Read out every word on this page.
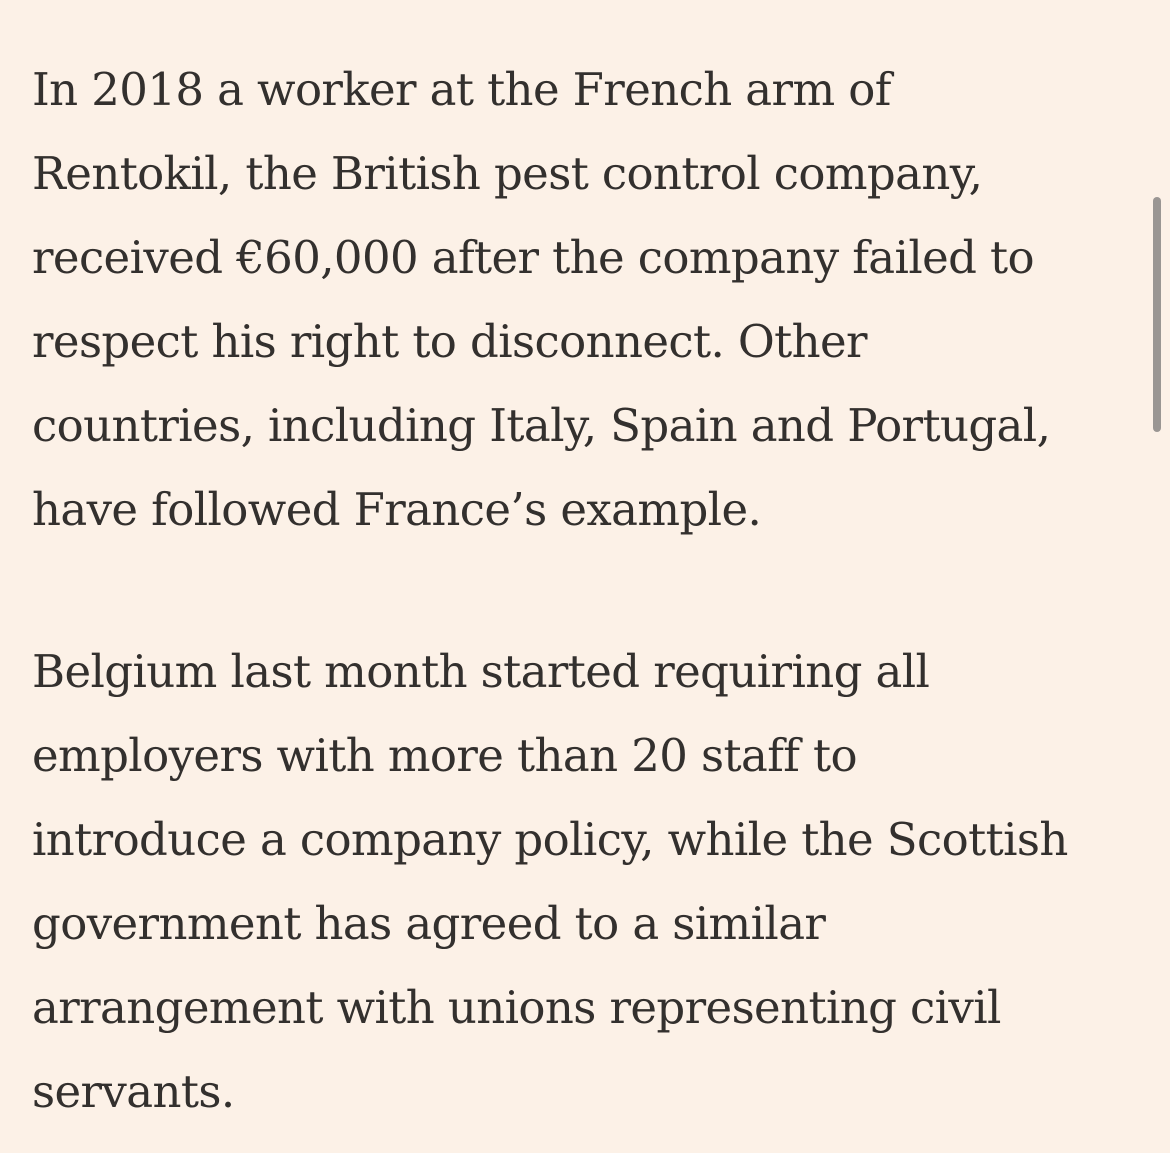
In 2018 a worker at the French arm of
Rentokil, the British pest control company,
received €60,000 after the company failed to
respect his right to disconnect. Other
countries, including Italy, Spain and Portugal,
have followed France’s example.
Belgium last month started requiring all
employers with more than 20 staff to
introduce a company policy, while the Scottish
government has agreed to a similar
arrangement with unions representing civil
servants.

• • •

Without the pictures, repeat all the records word for word.

ANSWER IN FULL –
Read out every word on this page.
In 2018 a worker at the French arm of
Rentokil, the British pest control company,
received €60,000 after the company failed to
respect his right to disconnect. Other
countries, including Italy, Spain and Portugal,
have followed France’s example.
Belgium last month started requiring all
employers with more than 20 staff to
introduce a company policy, while the Scottish
government has agreed to a similar
arrangement with unions representing civil
servants.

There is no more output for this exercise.